Render the following material again verbatim, leaving nothing out.

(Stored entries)

-----

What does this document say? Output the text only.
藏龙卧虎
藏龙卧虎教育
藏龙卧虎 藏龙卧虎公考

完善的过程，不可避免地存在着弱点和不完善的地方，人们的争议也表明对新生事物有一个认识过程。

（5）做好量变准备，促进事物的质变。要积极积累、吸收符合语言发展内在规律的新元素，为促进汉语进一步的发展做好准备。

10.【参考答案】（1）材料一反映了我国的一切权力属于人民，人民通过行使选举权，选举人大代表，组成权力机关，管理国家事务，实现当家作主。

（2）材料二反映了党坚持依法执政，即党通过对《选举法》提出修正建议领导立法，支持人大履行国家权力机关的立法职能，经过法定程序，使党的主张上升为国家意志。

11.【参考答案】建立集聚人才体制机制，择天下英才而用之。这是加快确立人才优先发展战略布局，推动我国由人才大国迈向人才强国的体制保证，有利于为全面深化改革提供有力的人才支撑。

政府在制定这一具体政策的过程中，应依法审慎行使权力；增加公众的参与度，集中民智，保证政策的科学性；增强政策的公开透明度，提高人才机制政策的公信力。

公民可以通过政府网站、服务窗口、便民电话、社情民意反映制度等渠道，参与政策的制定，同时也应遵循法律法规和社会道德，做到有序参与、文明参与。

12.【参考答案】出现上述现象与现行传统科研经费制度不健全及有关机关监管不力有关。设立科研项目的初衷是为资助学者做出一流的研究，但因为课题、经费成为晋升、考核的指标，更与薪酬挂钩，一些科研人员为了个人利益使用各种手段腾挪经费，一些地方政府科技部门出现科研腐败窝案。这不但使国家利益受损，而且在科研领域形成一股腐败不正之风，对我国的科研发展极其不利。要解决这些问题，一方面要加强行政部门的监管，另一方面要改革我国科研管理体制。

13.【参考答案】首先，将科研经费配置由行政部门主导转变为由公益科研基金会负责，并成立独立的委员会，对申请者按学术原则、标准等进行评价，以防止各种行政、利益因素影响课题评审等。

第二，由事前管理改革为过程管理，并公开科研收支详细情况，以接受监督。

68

-----

**ANSWER TO THIS EXERCISE**.
What does this document say? Output the text only.
藏龙卧虎
藏龙卧虎教育
藏龙卧虎 藏龙卧虎公考

完善的过程，不可避免地存在着弱点和不完善的地方，人们的争议也表明对新生事物有一个认识过程。

（5）做好量变准备，促进事物的质变。要积极积累、吸收符合语言发展内在规律的新元素，为促进汉语进一步的发展做好准备。

10.【参考答案】（1）材料一反映了我国的一切权力属于人民，人民通过行使选举权，选举人大代表，组成权力机关，管理国家事务，实现当家作主。

（2）材料二反映了党坚持依法执政，即党通过对《选举法》提出修正建议领导立法，支持人大履行国家权力机关的立法职能，经过法定程序，使党的主张上升为国家意志。

11.【参考答案】建立集聚人才体制机制，择天下英才而用之。这是加快确立人才优先发展战略布局，推动我国由人才大国迈向人才强国的体制保证，有利于为全面深化改革提供有力的人才支撑。

政府在制定这一具体政策的过程中，应依法审慎行使权力；增加公众的参与度，集中民智，保证政策的科学性；增强政策的公开透明度，提高人才机制政策的公信力。

公民可以通过政府网站、服务窗口、便民电话、社情民意反映制度等渠道，参与政策的制定，同时也应遵循法律法规和社会道德，做到有序参与、文明参与。

12.【参考答案】出现上述现象与现行传统科研经费制度不健全及有关机关监管不力有关。设立科研项目的初衷是为资助学者做出一流的研究，但因为课题、经费成为晋升、考核的指标，更与薪酬挂钩，一些科研人员为了个人利益使用各种手段腾挪经费，一些地方政府科技部门出现科研腐败窝案。这不但使国家利益受损，而且在科研领域形成一股腐败不正之风，对我国的科研发展极其不利。要解决这些问题，一方面要加强行政部门的监管，另一方面要改革我国科研管理体制。

13.【参考答案】首先，将科研经费配置由行政部门主导转变为由公益科研基金会负责，并成立独立的委员会，对申请者按学术原则、标准等进行评价，以防止各种行政、利益因素影响课题评审等。

第二，由事前管理改革为过程管理，并公开科研收支详细情况，以接受监督。

68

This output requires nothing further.